*Text for analysis*.
((
[PATCH] riscv: pageattr: Fixup synchronization problem between init_mm and active_mm

Mon Jul 3 19:25:33 PDT 2023

On Mon, Jul 3, 2023 at 6:17 PM Alexandre Ghiti <alex at ghiti.fr> wrote:
>
> Hi Guo,
>
> On 29/06/2023 10:20, guoren at kernel.org wrote:
> > From: Guo Ren <guoren at linux.alibaba.com>
> >
> > The machine_kexec() uses set_memory_x to add the executable attribute to the
> > page table entry of control_code_buffer. It only modifies the init_mm but not
> > the current->active_mm. The current kexec process won't use init_mm directly,
> > and it depends on minor_pagefault, which is removed by commit 7d3332be011e4
>
>
> Is the removal of minor_pagefault an issue? I'm not sure I understand
> this part of the changelog.
I use two different work-around patches to answer your question:
1st:
-----

diff --git a/arch/riscv/mm/fault.c b/arch/riscv/mm/fault.c
index 705d63a59aec..b8b200c81606 100644
--- a/arch/riscv/mm/fault.c
+++ b/arch/riscv/mm/fault.c
@@ -249,7 +249,7 @@ void handle_page_fault(struct pt_regs *regs)
* only copy the information from the master page table,
* nothing more.
))
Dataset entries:
((
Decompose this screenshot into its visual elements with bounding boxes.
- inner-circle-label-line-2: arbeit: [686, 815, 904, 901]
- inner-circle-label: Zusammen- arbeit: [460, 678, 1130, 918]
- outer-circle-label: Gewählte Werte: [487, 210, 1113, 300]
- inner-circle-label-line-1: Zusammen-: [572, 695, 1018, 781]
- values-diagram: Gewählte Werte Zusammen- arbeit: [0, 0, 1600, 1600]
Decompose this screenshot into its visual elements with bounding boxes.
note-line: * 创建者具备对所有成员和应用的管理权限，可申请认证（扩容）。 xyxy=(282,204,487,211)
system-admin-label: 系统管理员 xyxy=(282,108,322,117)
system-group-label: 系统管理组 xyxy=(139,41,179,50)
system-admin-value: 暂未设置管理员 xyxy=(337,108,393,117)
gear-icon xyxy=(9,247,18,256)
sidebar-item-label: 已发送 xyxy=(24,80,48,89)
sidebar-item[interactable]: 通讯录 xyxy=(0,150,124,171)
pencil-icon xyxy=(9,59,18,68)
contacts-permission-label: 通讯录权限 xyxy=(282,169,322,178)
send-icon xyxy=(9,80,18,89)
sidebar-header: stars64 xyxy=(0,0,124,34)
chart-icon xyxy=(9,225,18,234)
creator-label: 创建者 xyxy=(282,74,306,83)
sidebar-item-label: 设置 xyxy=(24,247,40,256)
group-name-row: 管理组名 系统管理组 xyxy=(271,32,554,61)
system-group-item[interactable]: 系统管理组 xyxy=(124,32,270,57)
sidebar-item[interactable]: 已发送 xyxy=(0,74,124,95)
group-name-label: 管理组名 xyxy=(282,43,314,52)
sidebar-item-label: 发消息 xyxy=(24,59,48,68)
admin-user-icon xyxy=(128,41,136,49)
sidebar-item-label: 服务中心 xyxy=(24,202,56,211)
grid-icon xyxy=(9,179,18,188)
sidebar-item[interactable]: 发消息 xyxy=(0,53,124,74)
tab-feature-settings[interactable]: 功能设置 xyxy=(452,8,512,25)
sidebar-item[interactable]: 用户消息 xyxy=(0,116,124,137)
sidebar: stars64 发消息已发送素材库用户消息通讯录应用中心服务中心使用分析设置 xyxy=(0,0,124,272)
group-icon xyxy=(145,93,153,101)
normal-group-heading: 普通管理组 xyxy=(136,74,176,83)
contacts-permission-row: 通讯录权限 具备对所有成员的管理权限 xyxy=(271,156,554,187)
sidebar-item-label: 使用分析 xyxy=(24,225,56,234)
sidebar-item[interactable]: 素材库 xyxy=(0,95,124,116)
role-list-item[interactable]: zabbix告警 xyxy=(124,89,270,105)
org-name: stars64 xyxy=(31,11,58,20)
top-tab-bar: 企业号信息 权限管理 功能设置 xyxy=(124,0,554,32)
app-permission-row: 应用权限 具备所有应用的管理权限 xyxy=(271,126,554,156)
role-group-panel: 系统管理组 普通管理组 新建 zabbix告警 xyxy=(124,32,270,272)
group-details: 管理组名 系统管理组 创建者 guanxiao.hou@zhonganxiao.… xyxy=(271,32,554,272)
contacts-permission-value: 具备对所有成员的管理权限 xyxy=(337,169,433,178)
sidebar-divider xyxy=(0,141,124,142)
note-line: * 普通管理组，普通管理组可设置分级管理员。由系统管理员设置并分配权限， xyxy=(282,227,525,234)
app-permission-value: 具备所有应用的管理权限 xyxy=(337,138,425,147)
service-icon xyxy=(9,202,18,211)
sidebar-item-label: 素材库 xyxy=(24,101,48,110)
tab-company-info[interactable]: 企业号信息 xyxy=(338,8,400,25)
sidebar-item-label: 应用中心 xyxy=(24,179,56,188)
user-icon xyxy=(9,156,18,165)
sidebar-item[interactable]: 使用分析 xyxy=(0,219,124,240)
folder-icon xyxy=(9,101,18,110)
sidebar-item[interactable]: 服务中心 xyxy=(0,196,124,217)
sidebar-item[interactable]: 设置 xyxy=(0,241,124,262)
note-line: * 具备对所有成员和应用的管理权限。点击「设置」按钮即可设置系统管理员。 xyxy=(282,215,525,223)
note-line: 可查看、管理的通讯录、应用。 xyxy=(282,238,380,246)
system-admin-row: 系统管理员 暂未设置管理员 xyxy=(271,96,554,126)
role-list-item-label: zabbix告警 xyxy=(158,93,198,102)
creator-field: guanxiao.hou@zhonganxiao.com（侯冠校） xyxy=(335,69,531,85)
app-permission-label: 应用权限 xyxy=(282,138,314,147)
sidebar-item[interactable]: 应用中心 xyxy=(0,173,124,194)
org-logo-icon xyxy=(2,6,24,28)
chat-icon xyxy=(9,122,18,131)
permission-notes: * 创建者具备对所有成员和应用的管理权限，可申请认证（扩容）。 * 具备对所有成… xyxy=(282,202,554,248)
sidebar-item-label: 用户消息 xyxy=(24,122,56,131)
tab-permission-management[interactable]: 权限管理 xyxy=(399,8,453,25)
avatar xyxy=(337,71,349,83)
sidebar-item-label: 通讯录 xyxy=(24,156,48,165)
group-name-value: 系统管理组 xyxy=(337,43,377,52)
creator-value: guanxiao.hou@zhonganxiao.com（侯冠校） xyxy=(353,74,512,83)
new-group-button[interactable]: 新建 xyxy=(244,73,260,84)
))
*Assignment 1*. In the patch thread, which function uses set_memory_x to add the executable attribute to the page table entry of control_code_buffer?
*Assignment 2*. From the patch thread, copy the passage starting at "I use two different" and ending at "handle_page_fault(struct pt_regs *regs)".

*Answer space 1*. machine_kexec()

*Answer space 2*.
I use two different work-around patches to answer your question:
1st:
-----

diff --git a/arch/riscv/mm/fault.c b/arch/riscv/mm/fault.c
index 705d63a59aec..b8b200c81606 100644
--- a/arch/riscv/mm/fault.c
+++ b/arch/riscv/mm/fault.c
@@ -249,7 +249,7 @@ void handle_page_fault(struct pt_regs *regs)